-------- Reading text

Three questions related to basic research, "Is diversity being ensured in basic research?" "Is basic research producing results on an international level?" and "Will research outcomes lead to innovation?" were the three areas ranked lowest during the 5th Plan. To accomplish new academic research, it is important for researchers to establish new themes and to implement exploratory research that tests new ideas, but 16% of all respondents have replied that they were not able to carry out exploratory research in the past two or three years, despite wanting to. The implementation rate is low in groups with little external research funding or personal research funding, and 65% of researchers who did not obtain external funding did not carry out their exploratory research.
Industry-academia collaboration has barely changed overall, but went up in the opinions of respondents from management ranks such as university presidents and directors of institutions and respondents from large companies. This is the result of evaluations of industry-academia collaboration initiatives between organizations, such as open innovation organizations, cooperative research institutions, and collaborative courses.
Although various initiatives for university reform and functional enhancement went ahead during the 5th Plan, we learned that on-site researchers cannot feel any of the results of these improvements at the moment. Reviews of the organization within universities, and the leadership of university presidents and executives changed positively for university presidents and the heads of institutions, etc., and negatively for researchers on site.

----------------
-------- Dataset entries

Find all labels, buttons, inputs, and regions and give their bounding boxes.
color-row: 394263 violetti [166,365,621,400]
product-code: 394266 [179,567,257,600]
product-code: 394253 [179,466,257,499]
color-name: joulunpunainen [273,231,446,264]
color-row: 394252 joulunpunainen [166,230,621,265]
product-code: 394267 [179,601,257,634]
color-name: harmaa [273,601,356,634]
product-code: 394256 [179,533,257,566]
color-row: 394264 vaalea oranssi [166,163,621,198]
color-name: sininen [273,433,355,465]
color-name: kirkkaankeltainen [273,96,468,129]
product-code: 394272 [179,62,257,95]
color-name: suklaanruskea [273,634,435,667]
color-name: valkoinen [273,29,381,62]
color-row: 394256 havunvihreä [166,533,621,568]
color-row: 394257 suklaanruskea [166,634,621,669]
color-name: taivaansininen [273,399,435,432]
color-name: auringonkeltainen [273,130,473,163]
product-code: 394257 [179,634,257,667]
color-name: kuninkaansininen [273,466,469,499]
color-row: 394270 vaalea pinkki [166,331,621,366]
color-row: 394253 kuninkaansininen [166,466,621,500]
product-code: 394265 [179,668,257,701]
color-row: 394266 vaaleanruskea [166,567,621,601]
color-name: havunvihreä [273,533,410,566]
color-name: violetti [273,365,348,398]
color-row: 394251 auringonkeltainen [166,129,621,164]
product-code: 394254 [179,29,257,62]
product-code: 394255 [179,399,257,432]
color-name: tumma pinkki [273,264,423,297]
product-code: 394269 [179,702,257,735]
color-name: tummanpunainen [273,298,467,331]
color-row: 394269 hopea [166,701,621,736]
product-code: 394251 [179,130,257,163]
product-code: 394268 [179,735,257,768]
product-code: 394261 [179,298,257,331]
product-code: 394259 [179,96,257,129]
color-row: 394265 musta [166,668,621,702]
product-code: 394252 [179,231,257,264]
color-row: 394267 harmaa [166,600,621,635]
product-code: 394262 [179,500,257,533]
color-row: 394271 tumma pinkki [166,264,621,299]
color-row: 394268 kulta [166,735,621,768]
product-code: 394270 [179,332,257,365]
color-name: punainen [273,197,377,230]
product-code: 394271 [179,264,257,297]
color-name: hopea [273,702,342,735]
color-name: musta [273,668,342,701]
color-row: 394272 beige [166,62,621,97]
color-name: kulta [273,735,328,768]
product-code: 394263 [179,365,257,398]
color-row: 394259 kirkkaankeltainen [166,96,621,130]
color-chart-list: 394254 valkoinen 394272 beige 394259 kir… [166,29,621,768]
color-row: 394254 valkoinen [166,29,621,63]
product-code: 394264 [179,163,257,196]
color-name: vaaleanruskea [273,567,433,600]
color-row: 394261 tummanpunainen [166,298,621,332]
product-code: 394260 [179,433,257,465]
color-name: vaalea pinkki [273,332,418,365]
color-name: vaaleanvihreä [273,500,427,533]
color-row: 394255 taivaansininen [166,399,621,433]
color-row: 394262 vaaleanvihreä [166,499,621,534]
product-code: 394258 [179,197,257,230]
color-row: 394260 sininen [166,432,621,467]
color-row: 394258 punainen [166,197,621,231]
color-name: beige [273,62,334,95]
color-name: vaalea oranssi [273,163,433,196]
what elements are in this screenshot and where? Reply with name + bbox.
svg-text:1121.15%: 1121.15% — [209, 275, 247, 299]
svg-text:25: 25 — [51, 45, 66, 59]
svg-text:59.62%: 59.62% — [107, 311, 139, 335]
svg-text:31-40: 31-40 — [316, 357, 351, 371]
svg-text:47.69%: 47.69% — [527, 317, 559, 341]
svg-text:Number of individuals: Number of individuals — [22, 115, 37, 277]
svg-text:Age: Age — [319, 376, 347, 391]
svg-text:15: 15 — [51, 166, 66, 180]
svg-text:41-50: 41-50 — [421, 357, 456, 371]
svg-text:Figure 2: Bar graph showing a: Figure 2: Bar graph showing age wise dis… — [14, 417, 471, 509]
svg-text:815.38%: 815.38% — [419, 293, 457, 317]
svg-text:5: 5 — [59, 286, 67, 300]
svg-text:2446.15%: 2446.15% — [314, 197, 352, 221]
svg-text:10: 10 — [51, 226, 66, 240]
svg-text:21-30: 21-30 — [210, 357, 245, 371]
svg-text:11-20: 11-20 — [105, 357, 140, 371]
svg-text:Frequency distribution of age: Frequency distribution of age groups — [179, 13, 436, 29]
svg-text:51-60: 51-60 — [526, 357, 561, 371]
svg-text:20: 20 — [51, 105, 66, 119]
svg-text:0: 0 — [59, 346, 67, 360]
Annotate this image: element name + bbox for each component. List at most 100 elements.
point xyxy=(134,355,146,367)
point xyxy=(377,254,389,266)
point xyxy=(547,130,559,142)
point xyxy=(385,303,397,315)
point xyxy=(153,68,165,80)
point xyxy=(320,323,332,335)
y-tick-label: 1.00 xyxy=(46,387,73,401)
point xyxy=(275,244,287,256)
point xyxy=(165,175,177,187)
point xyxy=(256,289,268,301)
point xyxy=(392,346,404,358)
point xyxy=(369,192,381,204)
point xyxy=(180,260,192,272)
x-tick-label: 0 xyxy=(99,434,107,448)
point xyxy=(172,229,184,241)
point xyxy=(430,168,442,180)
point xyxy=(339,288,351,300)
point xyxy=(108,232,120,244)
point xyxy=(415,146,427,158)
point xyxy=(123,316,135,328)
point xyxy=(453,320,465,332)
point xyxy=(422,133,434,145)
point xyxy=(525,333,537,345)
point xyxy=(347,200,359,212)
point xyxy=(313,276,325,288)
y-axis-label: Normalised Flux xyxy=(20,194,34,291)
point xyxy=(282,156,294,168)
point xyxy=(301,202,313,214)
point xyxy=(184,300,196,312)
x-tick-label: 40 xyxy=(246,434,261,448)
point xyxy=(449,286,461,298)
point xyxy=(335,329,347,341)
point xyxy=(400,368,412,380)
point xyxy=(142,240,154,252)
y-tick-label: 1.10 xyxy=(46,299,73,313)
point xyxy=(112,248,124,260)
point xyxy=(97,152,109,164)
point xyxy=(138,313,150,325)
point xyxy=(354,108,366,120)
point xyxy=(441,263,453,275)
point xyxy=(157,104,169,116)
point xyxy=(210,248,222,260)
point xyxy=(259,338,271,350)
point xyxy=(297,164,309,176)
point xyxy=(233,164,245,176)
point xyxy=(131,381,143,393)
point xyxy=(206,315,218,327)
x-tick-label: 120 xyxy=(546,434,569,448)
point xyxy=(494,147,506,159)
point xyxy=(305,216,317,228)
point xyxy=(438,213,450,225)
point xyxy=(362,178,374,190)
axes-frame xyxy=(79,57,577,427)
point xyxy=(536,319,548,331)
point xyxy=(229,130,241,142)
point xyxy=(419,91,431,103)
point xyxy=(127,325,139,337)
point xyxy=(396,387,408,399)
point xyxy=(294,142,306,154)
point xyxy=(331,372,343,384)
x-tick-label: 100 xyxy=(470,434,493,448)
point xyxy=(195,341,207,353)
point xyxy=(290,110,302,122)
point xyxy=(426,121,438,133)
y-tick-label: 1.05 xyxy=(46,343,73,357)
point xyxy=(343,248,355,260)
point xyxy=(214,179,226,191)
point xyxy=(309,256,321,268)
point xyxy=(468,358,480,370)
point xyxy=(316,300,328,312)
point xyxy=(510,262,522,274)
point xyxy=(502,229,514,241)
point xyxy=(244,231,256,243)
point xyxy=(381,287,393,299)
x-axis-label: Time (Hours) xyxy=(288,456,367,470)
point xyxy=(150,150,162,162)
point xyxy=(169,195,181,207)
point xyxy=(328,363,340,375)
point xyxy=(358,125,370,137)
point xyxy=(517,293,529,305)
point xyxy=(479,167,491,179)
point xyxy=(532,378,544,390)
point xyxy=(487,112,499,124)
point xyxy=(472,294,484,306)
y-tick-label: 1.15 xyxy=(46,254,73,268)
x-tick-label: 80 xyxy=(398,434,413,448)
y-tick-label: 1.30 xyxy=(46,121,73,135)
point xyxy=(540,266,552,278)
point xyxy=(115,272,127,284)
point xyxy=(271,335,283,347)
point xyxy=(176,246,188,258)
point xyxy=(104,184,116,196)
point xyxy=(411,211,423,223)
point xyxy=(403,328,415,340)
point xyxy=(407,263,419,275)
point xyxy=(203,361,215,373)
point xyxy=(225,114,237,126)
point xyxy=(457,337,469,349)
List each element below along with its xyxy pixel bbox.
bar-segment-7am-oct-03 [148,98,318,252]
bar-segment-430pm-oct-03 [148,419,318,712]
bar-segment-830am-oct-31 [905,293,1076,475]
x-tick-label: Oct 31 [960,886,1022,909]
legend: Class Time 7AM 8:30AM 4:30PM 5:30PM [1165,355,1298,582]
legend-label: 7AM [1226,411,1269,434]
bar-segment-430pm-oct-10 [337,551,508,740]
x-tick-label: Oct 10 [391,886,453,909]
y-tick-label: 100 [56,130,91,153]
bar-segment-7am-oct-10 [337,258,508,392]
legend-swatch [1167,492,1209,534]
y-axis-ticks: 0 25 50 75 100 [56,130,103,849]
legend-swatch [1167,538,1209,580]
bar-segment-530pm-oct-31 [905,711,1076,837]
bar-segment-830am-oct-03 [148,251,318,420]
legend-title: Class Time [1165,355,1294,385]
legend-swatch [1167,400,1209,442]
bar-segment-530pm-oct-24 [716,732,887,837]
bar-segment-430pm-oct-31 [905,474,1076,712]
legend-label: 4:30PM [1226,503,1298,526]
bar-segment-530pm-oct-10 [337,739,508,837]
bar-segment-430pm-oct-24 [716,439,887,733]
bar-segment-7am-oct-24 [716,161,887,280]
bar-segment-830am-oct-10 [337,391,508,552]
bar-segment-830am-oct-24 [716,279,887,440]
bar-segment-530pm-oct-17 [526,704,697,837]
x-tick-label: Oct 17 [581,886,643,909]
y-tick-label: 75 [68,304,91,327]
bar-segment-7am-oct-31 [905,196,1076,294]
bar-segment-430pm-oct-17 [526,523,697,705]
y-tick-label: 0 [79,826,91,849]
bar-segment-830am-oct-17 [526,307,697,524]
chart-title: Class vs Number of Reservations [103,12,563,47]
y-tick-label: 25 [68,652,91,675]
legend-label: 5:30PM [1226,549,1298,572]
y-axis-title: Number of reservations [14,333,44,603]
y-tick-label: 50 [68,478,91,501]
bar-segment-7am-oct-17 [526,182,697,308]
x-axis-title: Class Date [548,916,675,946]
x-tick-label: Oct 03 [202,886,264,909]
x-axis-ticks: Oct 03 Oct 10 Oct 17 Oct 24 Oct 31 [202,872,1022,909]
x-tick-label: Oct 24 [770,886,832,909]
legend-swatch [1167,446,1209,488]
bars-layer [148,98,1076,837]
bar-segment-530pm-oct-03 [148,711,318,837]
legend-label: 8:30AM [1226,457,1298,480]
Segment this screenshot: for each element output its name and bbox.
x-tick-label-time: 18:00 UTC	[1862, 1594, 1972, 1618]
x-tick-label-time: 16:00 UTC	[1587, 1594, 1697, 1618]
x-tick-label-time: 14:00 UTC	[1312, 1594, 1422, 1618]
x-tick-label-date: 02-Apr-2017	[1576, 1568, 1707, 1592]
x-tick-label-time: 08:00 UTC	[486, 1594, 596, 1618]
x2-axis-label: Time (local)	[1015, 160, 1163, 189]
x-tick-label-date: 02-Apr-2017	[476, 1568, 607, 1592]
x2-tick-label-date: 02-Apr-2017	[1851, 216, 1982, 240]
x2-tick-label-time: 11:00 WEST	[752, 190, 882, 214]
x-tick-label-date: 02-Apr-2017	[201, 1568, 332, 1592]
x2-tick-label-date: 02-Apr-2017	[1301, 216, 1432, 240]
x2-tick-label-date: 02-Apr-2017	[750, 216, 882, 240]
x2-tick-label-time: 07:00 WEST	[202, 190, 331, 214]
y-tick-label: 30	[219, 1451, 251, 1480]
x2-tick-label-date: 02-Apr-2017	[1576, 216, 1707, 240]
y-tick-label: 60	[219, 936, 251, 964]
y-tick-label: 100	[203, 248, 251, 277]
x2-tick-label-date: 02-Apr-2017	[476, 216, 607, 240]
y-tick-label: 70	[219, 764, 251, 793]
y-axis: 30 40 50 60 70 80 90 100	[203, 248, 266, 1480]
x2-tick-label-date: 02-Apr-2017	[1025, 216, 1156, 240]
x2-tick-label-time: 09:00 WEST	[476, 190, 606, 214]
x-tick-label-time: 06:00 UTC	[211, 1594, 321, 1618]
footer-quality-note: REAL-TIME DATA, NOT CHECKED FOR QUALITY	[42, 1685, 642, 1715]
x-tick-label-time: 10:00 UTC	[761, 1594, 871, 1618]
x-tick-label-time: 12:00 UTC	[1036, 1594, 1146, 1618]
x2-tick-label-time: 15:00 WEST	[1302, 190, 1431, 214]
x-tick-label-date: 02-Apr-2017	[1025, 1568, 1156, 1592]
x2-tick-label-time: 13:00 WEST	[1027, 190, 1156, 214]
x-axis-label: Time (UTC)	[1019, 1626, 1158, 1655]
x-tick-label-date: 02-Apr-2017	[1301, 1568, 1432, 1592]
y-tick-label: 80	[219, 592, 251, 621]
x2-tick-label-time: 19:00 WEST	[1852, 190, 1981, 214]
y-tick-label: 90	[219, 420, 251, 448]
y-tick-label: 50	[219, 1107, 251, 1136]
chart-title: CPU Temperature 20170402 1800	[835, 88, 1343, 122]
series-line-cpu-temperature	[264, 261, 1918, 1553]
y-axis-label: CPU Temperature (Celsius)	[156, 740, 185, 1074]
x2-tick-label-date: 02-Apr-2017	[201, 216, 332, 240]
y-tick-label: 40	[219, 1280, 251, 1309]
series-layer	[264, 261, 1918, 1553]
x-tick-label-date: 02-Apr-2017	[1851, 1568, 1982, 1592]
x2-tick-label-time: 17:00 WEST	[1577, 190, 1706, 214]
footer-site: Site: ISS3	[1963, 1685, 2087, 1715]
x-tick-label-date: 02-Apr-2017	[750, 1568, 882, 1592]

----------------

- [Using the information]:
1/ In the passage on the survey of researchers, take the part that opens with the words containing "Industry-academia collaboration has" and closes with "researchers on site.". Write it out with "collaboration" substituted by "cooperation".
2/ Pick up the passage on the survey of researchers after its last sentence and continue it.

- [Answers to the exercises]:
1/
Industry-academia cooperation has barely changed overall, but went up in the opinions of respondents from management ranks such as university presidents and directors of institutions and respondents from large companies. This is the result of evaluations of industry-academia cooperation initiatives between organizations, such as open innovation organizations, cooperative research institutions, and collaborative courses.
Although various initiatives for university reform and functional enhancement went ahead during the 5th Plan, we learned that on-site researchers cannot feel any of the results of these improvements at the moment. Reviews of the organization within universities, and the leadership of university presidents and executives changed positively for university presidents and the heads of institutions, etc., and negatively for researchers on site.

2/
Support that will reach exhausted research locations
On-site researchers in this survey are researchers that have been endorsed by heads of department, and groups with high evaluations and large amounts of external funding. Regardless of this, it is thought that the recognition of severe conditions indicates that actual research locations are considerably exhausted. The government emphasizes that it reached its five-year target for governmental research and development investment (26 trillion yen), which it did not do during the 2nd, 3rd, and 4th Basic Plans, but there are many outcomes that, like a mirage, did not materialize due to revisions of its counting methods. Moreover, a large amount of research and development expenditure, which did in fact increase, was thrown at large-scale goal-orientated developmental research, and had almost no connection with research locations. For the Sixth Science, Technology and Innovation Basic Plan, which began in April, to succeed, this monitoring should continue, and budgets and support that reach research locations should be enhanced.